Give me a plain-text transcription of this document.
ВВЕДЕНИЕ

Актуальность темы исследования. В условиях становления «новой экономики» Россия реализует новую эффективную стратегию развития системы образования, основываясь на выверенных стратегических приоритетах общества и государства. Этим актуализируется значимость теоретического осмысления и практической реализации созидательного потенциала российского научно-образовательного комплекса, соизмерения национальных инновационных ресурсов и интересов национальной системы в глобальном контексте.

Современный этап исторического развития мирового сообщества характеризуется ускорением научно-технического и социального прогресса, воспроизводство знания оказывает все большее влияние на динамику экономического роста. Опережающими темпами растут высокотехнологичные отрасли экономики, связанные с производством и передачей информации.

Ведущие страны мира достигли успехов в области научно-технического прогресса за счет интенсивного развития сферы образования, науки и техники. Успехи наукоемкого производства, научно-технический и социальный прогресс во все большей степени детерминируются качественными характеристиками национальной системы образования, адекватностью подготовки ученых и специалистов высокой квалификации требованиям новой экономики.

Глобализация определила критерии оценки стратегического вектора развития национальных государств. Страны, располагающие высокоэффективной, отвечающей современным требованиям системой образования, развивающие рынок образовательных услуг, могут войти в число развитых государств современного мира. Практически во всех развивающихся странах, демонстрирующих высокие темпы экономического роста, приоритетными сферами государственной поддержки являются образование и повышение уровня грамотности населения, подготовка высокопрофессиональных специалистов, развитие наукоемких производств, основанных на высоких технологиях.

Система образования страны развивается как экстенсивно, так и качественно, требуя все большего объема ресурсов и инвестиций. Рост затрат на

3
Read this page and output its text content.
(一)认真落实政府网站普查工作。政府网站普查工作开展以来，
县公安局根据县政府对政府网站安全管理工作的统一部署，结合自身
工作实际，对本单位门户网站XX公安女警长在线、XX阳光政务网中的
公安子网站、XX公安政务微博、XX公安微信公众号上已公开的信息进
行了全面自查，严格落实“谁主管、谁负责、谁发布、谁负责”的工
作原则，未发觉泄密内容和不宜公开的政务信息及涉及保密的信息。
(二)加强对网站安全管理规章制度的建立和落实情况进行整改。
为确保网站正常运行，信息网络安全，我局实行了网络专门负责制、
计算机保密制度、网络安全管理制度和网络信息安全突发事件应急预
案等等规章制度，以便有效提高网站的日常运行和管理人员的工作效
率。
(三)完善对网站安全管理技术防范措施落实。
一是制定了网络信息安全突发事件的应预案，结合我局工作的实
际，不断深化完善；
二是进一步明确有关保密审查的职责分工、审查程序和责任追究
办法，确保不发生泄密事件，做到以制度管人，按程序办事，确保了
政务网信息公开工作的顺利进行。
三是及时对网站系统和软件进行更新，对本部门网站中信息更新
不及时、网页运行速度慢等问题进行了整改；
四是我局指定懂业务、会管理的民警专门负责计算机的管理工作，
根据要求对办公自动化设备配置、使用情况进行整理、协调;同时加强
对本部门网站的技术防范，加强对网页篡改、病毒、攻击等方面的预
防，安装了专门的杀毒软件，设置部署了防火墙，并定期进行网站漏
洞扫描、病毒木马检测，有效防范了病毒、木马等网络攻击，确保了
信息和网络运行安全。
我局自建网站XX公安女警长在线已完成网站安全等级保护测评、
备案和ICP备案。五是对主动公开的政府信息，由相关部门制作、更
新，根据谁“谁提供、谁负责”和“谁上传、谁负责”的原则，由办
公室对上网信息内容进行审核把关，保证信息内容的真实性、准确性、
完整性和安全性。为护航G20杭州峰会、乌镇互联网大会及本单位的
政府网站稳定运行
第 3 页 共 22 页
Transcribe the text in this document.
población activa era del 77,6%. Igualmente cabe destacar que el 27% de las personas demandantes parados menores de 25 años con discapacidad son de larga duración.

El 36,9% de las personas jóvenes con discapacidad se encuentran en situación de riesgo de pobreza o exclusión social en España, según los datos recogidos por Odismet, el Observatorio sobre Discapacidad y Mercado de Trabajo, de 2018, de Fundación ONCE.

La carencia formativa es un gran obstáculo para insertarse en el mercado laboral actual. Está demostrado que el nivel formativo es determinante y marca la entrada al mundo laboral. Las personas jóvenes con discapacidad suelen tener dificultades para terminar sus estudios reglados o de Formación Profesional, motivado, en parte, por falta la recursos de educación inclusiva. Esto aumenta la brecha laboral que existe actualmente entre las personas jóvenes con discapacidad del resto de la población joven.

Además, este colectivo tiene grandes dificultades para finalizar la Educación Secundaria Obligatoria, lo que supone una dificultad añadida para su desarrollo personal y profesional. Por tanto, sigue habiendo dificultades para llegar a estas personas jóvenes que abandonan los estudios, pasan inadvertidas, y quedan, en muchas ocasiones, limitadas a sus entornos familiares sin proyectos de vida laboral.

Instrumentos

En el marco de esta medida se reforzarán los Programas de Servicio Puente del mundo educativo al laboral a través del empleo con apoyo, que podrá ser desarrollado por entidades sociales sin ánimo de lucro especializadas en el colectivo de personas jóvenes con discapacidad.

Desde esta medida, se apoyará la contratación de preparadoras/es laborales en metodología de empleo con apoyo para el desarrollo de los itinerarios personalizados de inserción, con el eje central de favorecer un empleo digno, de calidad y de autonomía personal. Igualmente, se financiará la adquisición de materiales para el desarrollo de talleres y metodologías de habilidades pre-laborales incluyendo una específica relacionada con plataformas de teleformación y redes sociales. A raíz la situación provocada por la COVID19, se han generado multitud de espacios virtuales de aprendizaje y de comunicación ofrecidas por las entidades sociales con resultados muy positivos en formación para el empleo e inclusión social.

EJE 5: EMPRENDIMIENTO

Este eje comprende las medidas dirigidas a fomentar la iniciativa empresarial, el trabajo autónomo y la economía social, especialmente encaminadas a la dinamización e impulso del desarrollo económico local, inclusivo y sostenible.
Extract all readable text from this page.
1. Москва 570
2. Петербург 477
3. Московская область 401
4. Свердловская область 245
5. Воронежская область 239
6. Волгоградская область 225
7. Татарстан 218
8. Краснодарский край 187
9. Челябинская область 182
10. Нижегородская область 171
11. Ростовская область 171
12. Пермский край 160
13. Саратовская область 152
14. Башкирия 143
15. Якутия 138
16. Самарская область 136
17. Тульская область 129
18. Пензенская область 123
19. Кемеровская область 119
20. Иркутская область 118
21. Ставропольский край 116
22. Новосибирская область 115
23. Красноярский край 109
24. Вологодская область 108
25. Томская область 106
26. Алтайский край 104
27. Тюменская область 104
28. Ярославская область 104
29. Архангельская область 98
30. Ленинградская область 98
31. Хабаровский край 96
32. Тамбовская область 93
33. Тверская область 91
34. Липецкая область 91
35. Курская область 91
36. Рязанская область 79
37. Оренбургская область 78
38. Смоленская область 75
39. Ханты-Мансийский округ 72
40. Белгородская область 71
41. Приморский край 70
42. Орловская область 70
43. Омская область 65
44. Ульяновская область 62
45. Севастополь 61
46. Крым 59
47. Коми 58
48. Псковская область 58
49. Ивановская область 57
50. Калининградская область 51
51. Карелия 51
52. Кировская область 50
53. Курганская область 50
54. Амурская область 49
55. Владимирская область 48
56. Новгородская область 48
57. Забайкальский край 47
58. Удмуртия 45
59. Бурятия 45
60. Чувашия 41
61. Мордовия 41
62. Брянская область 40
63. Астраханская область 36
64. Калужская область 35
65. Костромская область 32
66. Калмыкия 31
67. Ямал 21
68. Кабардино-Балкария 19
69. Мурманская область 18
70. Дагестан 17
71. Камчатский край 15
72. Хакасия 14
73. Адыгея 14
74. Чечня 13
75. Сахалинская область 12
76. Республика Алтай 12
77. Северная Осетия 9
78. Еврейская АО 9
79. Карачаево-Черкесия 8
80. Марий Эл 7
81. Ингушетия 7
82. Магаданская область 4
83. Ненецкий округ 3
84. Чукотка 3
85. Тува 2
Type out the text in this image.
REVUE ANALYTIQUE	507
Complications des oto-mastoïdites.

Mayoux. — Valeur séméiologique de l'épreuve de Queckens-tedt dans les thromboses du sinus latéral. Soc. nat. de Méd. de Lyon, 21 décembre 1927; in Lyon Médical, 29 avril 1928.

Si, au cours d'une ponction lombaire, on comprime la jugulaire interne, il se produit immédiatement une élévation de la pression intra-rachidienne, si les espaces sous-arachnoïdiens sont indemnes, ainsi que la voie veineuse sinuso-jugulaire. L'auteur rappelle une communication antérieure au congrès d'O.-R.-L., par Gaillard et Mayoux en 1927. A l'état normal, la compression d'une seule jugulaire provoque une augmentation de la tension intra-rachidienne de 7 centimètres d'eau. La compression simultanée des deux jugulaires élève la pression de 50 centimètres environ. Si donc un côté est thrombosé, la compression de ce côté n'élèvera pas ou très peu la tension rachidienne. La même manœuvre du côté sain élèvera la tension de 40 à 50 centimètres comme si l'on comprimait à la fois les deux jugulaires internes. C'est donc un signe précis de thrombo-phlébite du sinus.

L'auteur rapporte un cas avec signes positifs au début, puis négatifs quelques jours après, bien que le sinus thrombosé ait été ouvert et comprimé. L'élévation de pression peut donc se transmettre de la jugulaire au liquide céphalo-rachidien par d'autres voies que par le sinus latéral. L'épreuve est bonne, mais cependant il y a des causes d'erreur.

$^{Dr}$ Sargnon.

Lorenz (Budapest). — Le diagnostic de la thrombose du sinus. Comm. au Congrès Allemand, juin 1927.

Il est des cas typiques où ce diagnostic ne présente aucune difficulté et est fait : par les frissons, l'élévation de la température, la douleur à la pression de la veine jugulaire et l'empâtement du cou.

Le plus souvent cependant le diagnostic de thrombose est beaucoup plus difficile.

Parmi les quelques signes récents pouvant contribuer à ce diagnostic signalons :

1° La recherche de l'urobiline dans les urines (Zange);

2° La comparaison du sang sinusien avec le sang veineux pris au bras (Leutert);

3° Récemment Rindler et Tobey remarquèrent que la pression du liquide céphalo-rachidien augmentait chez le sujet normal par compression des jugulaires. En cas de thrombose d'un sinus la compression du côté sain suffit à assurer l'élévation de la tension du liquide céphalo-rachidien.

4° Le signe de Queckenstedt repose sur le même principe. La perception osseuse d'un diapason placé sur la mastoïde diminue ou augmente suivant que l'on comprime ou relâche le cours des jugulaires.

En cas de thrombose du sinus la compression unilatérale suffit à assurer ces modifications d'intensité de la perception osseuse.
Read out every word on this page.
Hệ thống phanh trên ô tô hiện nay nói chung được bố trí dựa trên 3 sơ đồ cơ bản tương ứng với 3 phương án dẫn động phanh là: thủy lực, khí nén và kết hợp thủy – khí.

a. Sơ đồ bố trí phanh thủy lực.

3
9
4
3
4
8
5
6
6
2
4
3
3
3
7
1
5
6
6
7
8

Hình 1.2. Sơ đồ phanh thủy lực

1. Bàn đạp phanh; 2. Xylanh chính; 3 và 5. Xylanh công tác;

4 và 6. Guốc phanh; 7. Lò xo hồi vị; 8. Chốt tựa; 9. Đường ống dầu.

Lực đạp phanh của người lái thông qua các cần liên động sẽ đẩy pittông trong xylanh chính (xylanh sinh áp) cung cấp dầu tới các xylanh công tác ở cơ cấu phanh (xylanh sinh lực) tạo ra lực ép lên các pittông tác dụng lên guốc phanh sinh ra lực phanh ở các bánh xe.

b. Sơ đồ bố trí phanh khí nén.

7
------------------------------------------------------------------------
Short exercise: The line containing "Read out every word on this page." and every line after it, through the end of the records, should be repeated exactly and alone.

Task result:
Read out every word on this page.
Hệ thống phanh trên ô tô hiện nay nói chung được bố trí dựa trên 3 sơ đồ cơ bản tương ứng với 3 phương án dẫn động phanh là: thủy lực, khí nén và kết hợp thủy – khí.

a. Sơ đồ bố trí phanh thủy lực.

3
9
4
3
4
8
5
6
6
2
4
3
3
3
7
1
5
6
6
7
8

Hình 1.2. Sơ đồ phanh thủy lực

1. Bàn đạp phanh; 2. Xylanh chính; 3 và 5. Xylanh công tác;

4 và 6. Guốc phanh; 7. Lò xo hồi vị; 8. Chốt tựa; 9. Đường ống dầu.

Lực đạp phanh của người lái thông qua các cần liên động sẽ đẩy pittông trong xylanh chính (xylanh sinh áp) cung cấp dầu tới các xylanh công tác ở cơ cấu phanh (xylanh sinh lực) tạo ra lực ép lên các pittông tác dụng lên guốc phanh sinh ra lực phanh ở các bánh xe.

b. Sơ đồ bố trí phanh khí nén.

7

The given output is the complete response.